* WHAT YOU ARE ASKED TO DO:
Lift every line from the entries that includes the word "this".

* GIVEN DATA:
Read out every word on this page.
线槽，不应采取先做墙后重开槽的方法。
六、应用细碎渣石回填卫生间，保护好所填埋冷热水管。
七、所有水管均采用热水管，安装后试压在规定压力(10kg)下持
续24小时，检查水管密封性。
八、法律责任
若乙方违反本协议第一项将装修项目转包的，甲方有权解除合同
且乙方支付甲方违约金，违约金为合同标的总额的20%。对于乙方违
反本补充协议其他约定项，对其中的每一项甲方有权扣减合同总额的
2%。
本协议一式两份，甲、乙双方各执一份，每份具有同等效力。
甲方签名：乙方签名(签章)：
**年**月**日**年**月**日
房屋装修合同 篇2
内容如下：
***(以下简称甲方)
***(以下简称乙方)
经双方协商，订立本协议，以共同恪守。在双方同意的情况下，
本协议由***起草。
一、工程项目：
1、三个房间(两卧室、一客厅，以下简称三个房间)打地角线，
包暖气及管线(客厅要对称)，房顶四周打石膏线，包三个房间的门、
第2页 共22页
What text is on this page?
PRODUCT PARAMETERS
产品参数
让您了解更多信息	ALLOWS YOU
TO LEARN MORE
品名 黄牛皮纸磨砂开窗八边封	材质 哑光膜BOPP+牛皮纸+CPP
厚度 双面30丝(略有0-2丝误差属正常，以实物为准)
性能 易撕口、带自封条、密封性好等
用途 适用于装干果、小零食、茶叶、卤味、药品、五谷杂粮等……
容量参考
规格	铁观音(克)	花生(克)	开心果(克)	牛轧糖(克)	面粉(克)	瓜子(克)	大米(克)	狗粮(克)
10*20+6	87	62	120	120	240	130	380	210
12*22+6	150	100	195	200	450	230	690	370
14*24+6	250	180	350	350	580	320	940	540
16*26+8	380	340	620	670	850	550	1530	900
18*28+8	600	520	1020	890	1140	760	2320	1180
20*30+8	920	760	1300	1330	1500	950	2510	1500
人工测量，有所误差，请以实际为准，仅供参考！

* EXERCISE SOLUTION:
Read out every word on this page.
What text is on this page?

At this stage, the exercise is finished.